* The problem: The output is a word-for-word repeat of the listing below, free of images.

* Supplied data:
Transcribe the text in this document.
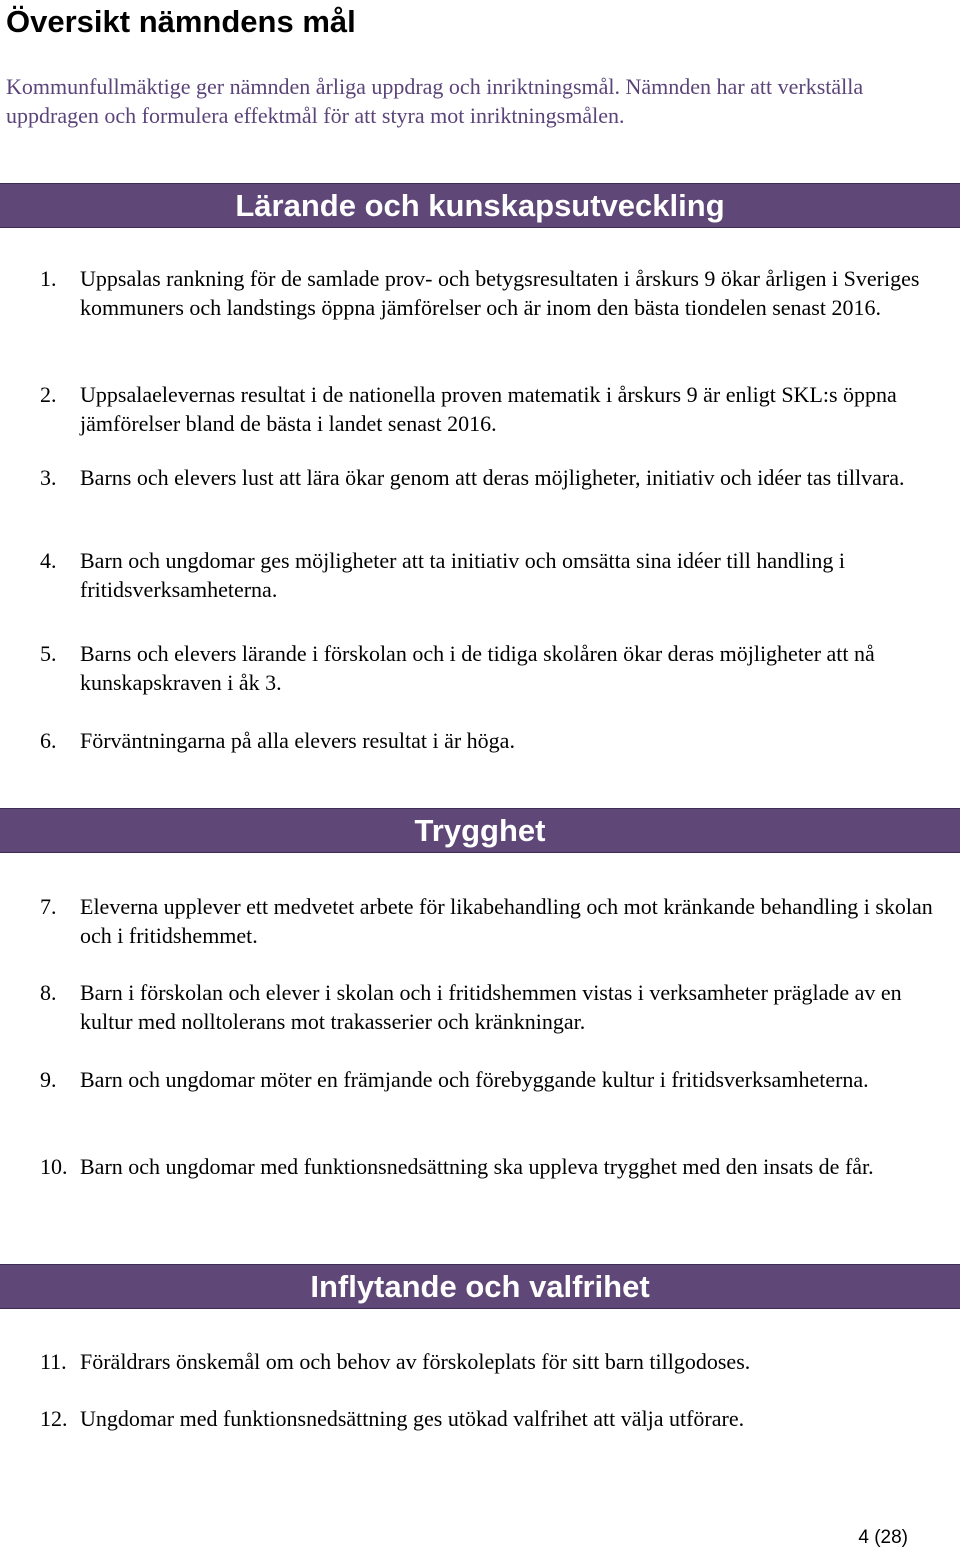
Översikt nämndens mål

Kommunfullmäktige ger nämnden årliga uppdrag och inriktningsmål. Nämnden har att verkställa uppdragen och formulera effektmål för att styra mot inriktningsmålen.

Lärande och kunskapsutveckling
1. Uppsalas rankning för de samlade prov- och betygsresultaten i årskurs 9 ökar årligen i Sveriges kommuners och landstings öppna jämförelser och är inom den bästa tiondelen senast 2016.
2. Uppsalaelevernas resultat i de nationella proven matematik i årskurs 9 är enligt SKL:s öppna jämförelser bland de bästa i landet senast 2016.
3. Barns och elevers lust att lära ökar genom att deras möjligheter, initiativ och idéer tas tillvara.
4. Barn och ungdomar ges möjligheter att ta initiativ och omsätta sina idéer till handling i fritidsverksamheterna.
5. Barns och elevers lärande i förskolan och i de tidiga skolåren ökar deras möjligheter att nå kunskapskraven i åk 3.
6. Förväntningarna på alla elevers resultat i är höga.
Trygghet
7. Eleverna upplever ett medvetet arbete för likabehandling och mot kränkande behandling i skolan och i fritidshemmet.
8. Barn i förskolan och elever i skolan och i fritidshemmen vistas i verksamheter präglade av en kultur med nolltolerans mot trakasserier och kränkningar.
9. Barn och ungdomar möter en främjande och förebyggande kultur i fritidsverksamheterna.
10. Barn och ungdomar med funktionsnedsättning ska uppleva trygghet med den insats de får.
Inflytande och valfrihet
11. Föräldrars önskemål om och behov av förskoleplats för sitt barn tillgodoses.
12. Ungdomar med funktionsnedsättning ges utökad valfrihet att välja utförare.
4 (28)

* Response below:
Transcribe the text in this document.
Översikt nämndens mål

Kommunfullmäktige ger nämnden årliga uppdrag och inriktningsmål. Nämnden har att verkställa uppdragen och formulera effektmål för att styra mot inriktningsmålen.

Lärande och kunskapsutveckling
1. Uppsalas rankning för de samlade prov- och betygsresultaten i årskurs 9 ökar årligen i Sveriges kommuners och landstings öppna jämförelser och är inom den bästa tiondelen senast 2016.
2. Uppsalaelevernas resultat i de nationella proven matematik i årskurs 9 är enligt SKL:s öppna jämförelser bland de bästa i landet senast 2016.
3. Barns och elevers lust att lära ökar genom att deras möjligheter, initiativ och idéer tas tillvara.
4. Barn och ungdomar ges möjligheter att ta initiativ och omsätta sina idéer till handling i fritidsverksamheterna.
5. Barns och elevers lärande i förskolan och i de tidiga skolåren ökar deras möjligheter att nå kunskapskraven i åk 3.
6. Förväntningarna på alla elevers resultat i är höga.
Trygghet
7. Eleverna upplever ett medvetet arbete för likabehandling och mot kränkande behandling i skolan och i fritidshemmet.
8. Barn i förskolan och elever i skolan och i fritidshemmen vistas i verksamheter präglade av en kultur med nolltolerans mot trakasserier och kränkningar.
9. Barn och ungdomar möter en främjande och förebyggande kultur i fritidsverksamheterna.
10. Barn och ungdomar med funktionsnedsättning ska uppleva trygghet med den insats de får.
Inflytande och valfrihet
11. Föräldrars önskemål om och behov av förskoleplats för sitt barn tillgodoses.
12. Ungdomar med funktionsnedsättning ges utökad valfrihet att välja utförare.
4 (28)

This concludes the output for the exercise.